Records excerpted from a collection:

━━━━━━━━━━━━━━━━

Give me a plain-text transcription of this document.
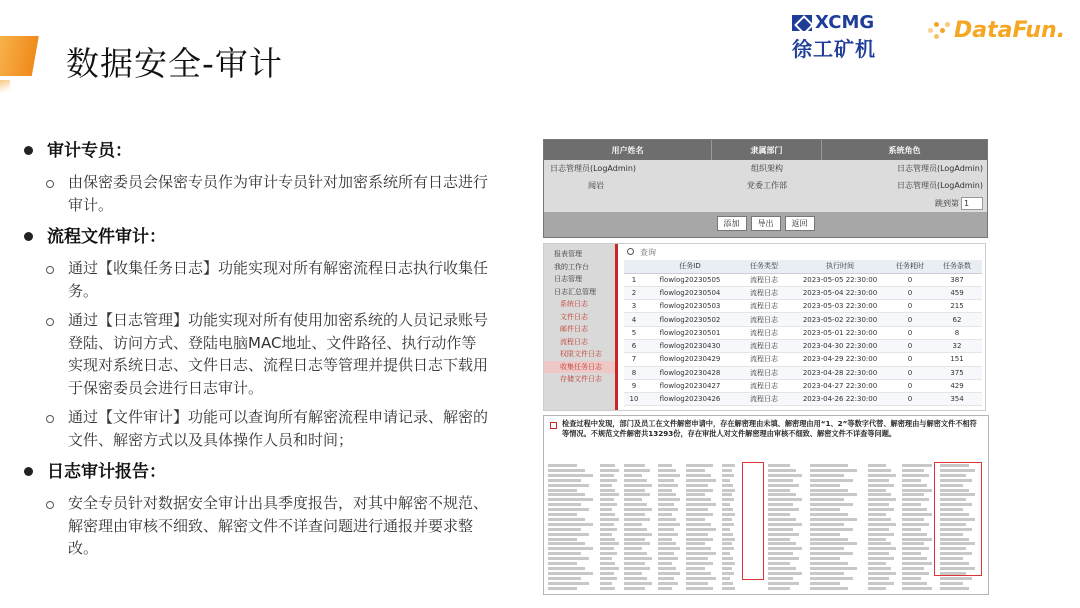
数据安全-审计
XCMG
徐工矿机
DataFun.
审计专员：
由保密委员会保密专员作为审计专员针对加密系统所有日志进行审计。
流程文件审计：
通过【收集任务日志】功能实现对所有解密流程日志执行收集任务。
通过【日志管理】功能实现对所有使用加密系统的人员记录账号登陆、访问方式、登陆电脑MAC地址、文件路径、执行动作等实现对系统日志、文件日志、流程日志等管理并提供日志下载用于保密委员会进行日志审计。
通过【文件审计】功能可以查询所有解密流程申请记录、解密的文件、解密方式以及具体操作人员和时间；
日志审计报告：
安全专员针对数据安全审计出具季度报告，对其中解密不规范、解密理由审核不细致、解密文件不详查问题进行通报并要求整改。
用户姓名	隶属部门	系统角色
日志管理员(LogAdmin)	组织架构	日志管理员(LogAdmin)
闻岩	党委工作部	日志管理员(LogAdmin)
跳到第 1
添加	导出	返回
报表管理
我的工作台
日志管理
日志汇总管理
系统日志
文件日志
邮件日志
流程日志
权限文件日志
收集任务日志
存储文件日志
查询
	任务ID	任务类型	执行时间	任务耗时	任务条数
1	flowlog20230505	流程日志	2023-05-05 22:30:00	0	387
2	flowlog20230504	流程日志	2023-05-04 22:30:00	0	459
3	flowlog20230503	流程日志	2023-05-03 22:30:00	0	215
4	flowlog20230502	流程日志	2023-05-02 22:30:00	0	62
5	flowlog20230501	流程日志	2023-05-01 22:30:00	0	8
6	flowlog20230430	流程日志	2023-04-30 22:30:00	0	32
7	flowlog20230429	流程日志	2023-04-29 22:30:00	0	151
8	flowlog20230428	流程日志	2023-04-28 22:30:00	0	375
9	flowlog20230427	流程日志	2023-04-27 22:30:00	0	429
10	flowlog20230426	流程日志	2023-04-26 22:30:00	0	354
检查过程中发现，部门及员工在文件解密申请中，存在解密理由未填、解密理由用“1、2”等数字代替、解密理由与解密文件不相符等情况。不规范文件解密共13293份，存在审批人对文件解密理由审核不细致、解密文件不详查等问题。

━━━━━━━━━━━━━━━━

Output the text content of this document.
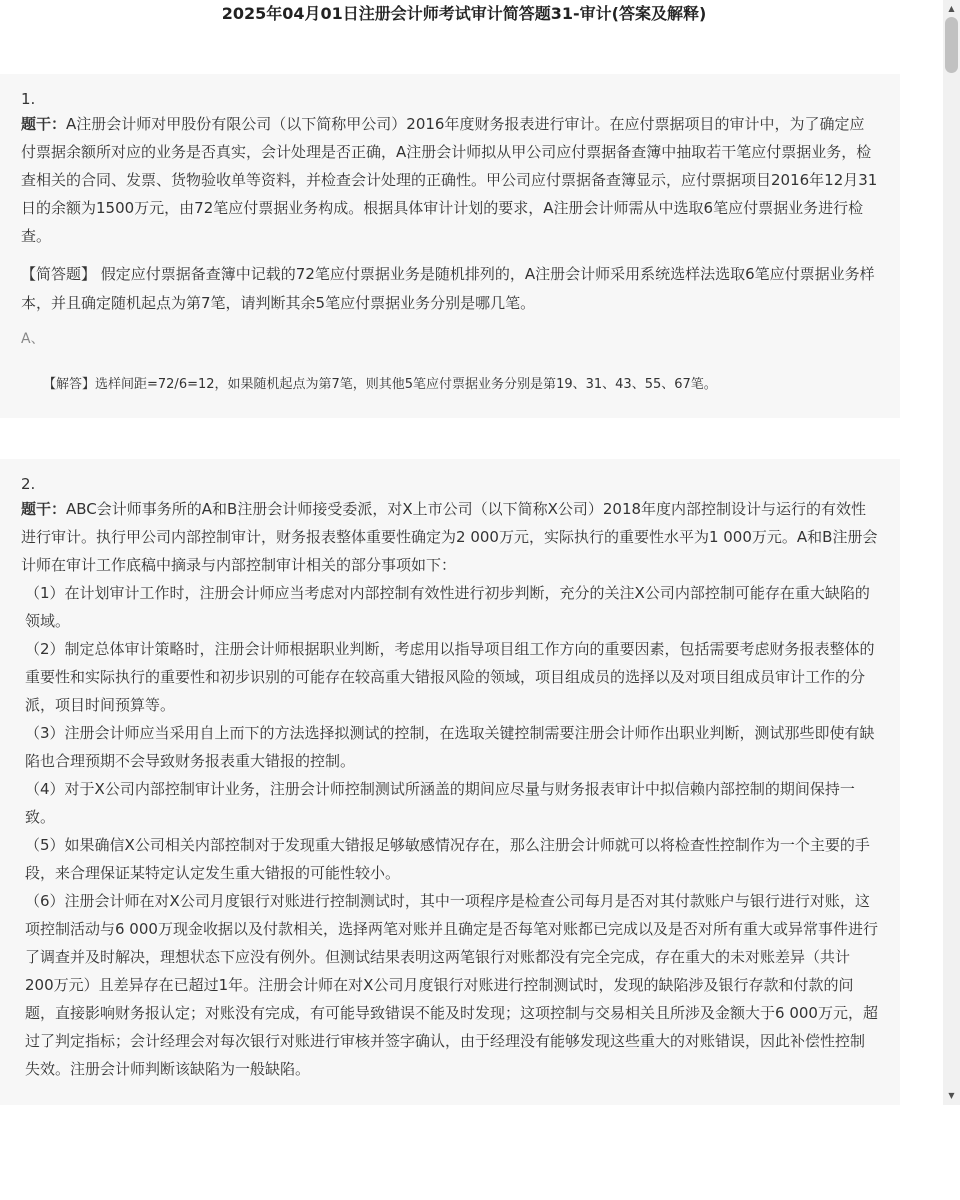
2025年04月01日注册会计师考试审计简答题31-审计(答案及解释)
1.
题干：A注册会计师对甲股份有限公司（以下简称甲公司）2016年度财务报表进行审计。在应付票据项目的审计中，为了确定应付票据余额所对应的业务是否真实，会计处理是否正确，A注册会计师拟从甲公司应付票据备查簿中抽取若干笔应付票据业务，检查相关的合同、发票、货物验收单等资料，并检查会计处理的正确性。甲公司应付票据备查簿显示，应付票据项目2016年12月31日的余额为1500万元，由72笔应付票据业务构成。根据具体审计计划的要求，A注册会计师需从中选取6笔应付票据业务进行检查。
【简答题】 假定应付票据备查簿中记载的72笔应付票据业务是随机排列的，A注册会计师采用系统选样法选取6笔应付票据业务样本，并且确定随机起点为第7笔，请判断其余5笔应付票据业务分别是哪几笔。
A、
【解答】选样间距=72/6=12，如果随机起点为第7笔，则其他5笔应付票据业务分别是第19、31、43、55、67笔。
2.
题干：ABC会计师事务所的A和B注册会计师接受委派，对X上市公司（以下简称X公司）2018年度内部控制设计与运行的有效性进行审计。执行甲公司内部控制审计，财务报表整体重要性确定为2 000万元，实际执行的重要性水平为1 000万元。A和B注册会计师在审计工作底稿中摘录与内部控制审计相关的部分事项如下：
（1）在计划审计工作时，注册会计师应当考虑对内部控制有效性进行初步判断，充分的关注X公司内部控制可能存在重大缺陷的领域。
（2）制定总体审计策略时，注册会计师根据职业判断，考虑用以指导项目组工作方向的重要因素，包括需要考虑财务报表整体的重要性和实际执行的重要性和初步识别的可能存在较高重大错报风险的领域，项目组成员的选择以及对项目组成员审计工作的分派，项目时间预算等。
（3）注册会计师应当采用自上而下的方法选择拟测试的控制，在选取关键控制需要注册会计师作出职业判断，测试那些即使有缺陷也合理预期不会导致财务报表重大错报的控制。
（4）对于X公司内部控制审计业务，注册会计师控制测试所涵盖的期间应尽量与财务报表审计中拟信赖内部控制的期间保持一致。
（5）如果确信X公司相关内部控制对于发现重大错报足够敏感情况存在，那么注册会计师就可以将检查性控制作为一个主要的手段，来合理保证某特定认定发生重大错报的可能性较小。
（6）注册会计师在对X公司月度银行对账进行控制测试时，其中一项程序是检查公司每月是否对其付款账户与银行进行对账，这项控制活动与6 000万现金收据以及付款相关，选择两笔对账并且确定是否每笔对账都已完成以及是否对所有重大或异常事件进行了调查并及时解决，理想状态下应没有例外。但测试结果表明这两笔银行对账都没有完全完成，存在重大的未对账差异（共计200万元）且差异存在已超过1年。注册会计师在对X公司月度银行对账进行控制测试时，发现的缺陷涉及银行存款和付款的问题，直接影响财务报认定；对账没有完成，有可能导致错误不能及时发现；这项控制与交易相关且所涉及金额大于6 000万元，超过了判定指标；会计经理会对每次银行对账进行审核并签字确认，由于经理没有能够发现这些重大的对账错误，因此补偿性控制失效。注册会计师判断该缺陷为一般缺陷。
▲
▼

━━━━━━━━━━━━━━━━

Gather every line from the entries above where the word "document" appears, and copy them.

_TASK ANSWER:_
Give me a plain-text transcription of this document.
Output the text content of this document.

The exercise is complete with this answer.